____ ENTRIES PROVIDED

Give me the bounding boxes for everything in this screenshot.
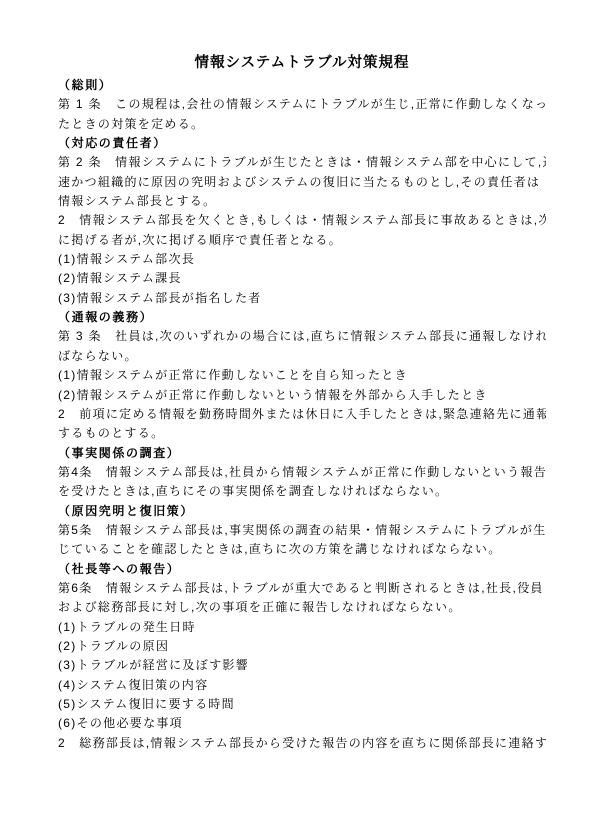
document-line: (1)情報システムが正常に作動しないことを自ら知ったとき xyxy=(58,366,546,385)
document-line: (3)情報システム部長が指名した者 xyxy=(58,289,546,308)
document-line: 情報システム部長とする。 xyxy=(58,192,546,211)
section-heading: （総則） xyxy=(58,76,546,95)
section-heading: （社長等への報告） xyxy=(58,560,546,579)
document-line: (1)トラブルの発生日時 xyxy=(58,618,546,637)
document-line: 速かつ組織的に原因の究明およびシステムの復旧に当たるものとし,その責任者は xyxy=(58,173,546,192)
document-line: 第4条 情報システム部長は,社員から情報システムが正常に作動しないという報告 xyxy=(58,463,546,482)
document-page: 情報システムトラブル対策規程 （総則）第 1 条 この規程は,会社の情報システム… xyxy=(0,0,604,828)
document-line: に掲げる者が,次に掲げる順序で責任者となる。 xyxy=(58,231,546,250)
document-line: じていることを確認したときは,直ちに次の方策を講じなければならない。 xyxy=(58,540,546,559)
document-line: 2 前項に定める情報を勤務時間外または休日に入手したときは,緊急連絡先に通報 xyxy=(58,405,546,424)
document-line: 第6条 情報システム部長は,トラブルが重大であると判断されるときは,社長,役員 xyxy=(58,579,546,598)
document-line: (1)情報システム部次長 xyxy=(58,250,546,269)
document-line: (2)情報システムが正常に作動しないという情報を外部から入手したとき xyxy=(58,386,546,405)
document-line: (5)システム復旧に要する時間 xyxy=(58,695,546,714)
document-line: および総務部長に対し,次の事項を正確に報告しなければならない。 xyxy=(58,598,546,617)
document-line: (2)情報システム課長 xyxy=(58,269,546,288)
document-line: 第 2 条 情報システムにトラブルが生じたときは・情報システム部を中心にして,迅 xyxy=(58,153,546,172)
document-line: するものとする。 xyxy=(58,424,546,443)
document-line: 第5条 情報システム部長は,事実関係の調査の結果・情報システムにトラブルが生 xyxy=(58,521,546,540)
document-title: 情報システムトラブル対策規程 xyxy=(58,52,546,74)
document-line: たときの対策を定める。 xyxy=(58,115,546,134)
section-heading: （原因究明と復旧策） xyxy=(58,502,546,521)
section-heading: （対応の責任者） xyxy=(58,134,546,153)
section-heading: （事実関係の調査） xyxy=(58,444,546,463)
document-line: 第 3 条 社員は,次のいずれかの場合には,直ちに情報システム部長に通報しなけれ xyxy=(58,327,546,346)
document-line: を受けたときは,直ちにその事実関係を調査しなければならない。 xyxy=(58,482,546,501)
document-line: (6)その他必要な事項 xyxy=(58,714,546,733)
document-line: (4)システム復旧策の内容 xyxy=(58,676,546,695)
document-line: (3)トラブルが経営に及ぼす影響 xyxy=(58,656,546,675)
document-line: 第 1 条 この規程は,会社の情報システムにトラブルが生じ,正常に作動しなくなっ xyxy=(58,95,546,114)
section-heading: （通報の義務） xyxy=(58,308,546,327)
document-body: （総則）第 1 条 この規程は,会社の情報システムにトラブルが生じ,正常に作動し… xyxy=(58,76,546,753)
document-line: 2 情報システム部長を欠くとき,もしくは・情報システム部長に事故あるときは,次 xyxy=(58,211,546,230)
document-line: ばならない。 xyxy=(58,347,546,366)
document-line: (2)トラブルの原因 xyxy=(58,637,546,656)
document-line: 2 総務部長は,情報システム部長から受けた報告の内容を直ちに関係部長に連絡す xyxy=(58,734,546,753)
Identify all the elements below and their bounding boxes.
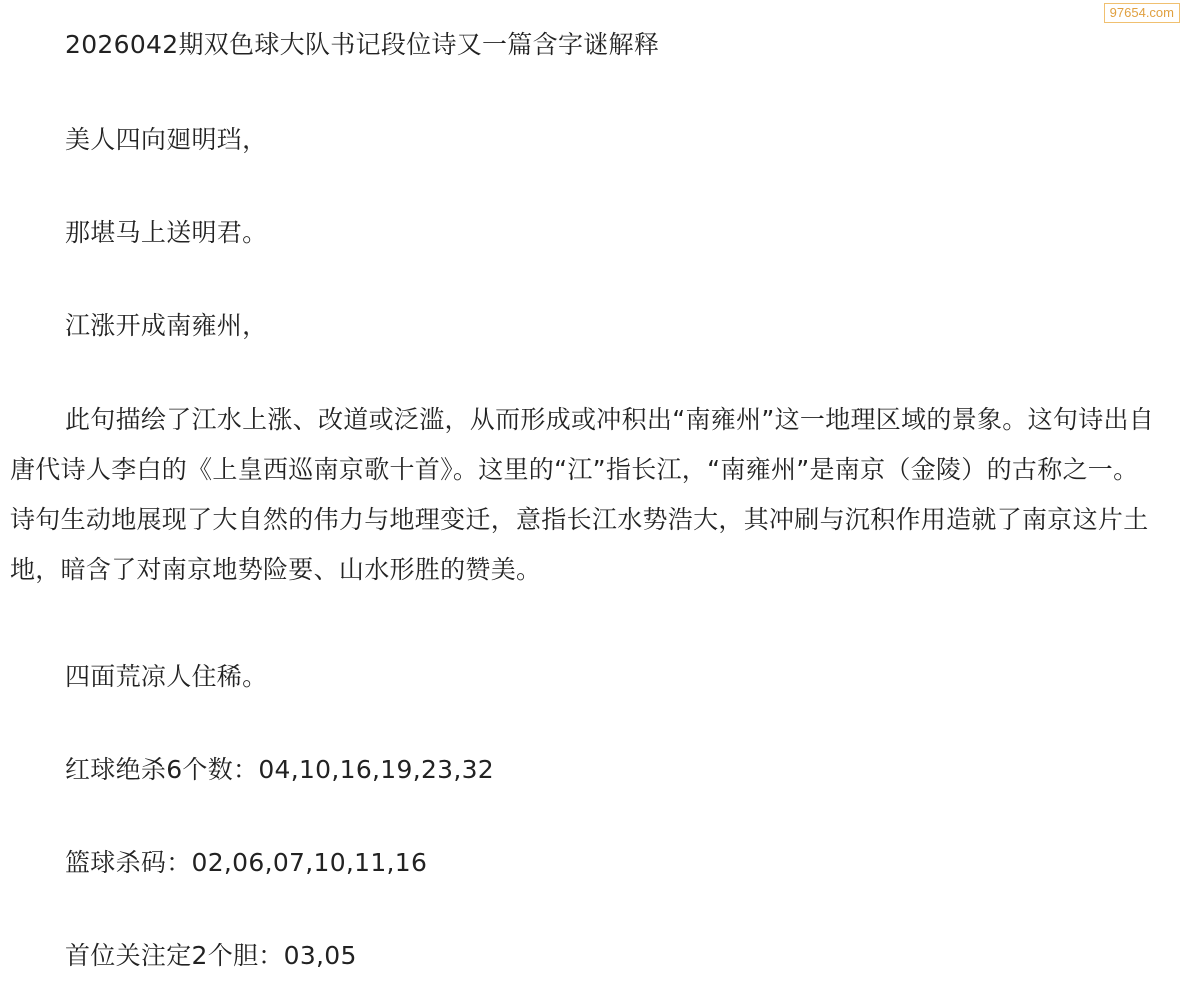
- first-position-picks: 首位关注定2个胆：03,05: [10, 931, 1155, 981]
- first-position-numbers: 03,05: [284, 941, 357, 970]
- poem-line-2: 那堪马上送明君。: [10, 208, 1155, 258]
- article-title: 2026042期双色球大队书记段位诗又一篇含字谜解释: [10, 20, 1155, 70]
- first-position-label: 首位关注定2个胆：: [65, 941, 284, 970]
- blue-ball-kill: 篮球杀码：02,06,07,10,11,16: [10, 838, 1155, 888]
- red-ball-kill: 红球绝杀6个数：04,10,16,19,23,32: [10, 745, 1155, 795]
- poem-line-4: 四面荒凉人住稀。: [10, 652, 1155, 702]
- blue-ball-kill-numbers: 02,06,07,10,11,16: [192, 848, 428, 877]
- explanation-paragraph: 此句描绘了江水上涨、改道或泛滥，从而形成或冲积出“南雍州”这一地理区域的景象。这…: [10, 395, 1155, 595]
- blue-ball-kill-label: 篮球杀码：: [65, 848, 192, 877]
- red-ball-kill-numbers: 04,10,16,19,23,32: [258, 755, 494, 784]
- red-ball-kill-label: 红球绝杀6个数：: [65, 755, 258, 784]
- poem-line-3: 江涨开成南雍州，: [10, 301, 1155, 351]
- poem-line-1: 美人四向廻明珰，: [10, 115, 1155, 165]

________

Could you print, without any change, the lines of the data from the one containing "- first-position-picks: 首位关注定2个胆：03,05: [10, 931, 1155, 981]" through the final line, both included?

# [TASK OUTPUT]
- first-position-picks: 首位关注定2个胆：03,05: [10, 931, 1155, 981]
- first-position-numbers: 03,05: [284, 941, 357, 970]
- poem-line-2: 那堪马上送明君。: [10, 208, 1155, 258]
- article-title: 2026042期双色球大队书记段位诗又一篇含字谜解释: [10, 20, 1155, 70]
- first-position-label: 首位关注定2个胆：: [65, 941, 284, 970]
- blue-ball-kill: 篮球杀码：02,06,07,10,11,16: [10, 838, 1155, 888]
- red-ball-kill: 红球绝杀6个数：04,10,16,19,23,32: [10, 745, 1155, 795]
- poem-line-4: 四面荒凉人住稀。: [10, 652, 1155, 702]
- blue-ball-kill-numbers: 02,06,07,10,11,16: [192, 848, 428, 877]
- explanation-paragraph: 此句描绘了江水上涨、改道或泛滥，从而形成或冲积出“南雍州”这一地理区域的景象。这…: [10, 395, 1155, 595]
- blue-ball-kill-label: 篮球杀码：: [65, 848, 192, 877]
- red-ball-kill-numbers: 04,10,16,19,23,32: [258, 755, 494, 784]
- red-ball-kill-label: 红球绝杀6个数：: [65, 755, 258, 784]
- poem-line-3: 江涨开成南雍州，: [10, 301, 1155, 351]
- poem-line-1: 美人四向廻明珰，: [10, 115, 1155, 165]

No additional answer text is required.